>> begin Raw records
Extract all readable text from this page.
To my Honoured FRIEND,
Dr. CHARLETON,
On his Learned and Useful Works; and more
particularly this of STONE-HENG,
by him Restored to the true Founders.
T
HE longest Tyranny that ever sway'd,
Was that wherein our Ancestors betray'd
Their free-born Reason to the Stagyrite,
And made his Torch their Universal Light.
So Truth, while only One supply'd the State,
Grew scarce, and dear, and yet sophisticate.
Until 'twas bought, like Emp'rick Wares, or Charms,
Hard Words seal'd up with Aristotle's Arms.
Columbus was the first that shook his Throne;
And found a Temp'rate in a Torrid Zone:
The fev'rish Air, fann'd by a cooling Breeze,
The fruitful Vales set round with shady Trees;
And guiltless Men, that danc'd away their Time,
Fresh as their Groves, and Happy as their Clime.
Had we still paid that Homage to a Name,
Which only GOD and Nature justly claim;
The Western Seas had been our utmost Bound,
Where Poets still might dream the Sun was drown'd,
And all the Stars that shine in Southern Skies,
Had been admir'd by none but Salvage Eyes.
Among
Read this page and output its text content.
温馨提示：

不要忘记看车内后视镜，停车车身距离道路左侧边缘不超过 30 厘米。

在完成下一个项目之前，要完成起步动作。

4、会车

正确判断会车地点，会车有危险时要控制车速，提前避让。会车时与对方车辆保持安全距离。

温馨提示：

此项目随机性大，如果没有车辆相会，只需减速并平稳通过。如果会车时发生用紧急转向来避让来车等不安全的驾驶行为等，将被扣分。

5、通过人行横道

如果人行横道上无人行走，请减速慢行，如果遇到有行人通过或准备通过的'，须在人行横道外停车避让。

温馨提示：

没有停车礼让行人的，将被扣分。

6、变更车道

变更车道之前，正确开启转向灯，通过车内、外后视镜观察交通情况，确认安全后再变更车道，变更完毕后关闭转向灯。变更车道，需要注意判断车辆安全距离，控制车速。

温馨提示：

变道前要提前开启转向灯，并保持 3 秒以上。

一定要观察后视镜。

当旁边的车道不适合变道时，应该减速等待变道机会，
>> end Raw records
→ **What you have to do**:
Copy every record above exactly as it appears.

→ **Finished answer**:
Extract all readable text from this page.
To my Honoured FRIEND,
Dr. CHARLETON,
On his Learned and Useful Works; and more
particularly this of STONE-HENG,
by him Restored to the true Founders.
T
HE longest Tyranny that ever sway'd,
Was that wherein our Ancestors betray'd
Their free-born Reason to the Stagyrite,
And made his Torch their Universal Light.
So Truth, while only One supply'd the State,
Grew scarce, and dear, and yet sophisticate.
Until 'twas bought, like Emp'rick Wares, or Charms,
Hard Words seal'd up with Aristotle's Arms.
Columbus was the first that shook his Throne;
And found a Temp'rate in a Torrid Zone:
The fev'rish Air, fann'd by a cooling Breeze,
The fruitful Vales set round with shady Trees;
And guiltless Men, that danc'd away their Time,
Fresh as their Groves, and Happy as their Clime.
Had we still paid that Homage to a Name,
Which only GOD and Nature justly claim;
The Western Seas had been our utmost Bound,
Where Poets still might dream the Sun was drown'd,
And all the Stars that shine in Southern Skies,
Had been admir'd by none but Salvage Eyes.
Among
Read this page and output its text content.
温馨提示：

不要忘记看车内后视镜，停车车身距离道路左侧边缘不超过 30 厘米。

在完成下一个项目之前，要完成起步动作。

4、会车

正确判断会车地点，会车有危险时要控制车速，提前避让。会车时与对方车辆保持安全距离。

温馨提示：

此项目随机性大，如果没有车辆相会，只需减速并平稳通过。如果会车时发生用紧急转向来避让来车等不安全的驾驶行为等，将被扣分。

5、通过人行横道

如果人行横道上无人行走，请减速慢行，如果遇到有行人通过或准备通过的'，须在人行横道外停车避让。

温馨提示：

没有停车礼让行人的，将被扣分。

6、变更车道

变更车道之前，正确开启转向灯，通过车内、外后视镜观察交通情况，确认安全后再变更车道，变更完毕后关闭转向灯。变更车道，需要注意判断车辆安全距离，控制车速。

温馨提示：

变道前要提前开启转向灯，并保持 3 秒以上。

一定要观察后视镜。

当旁边的车道不适合变道时，应该减速等待变道机会，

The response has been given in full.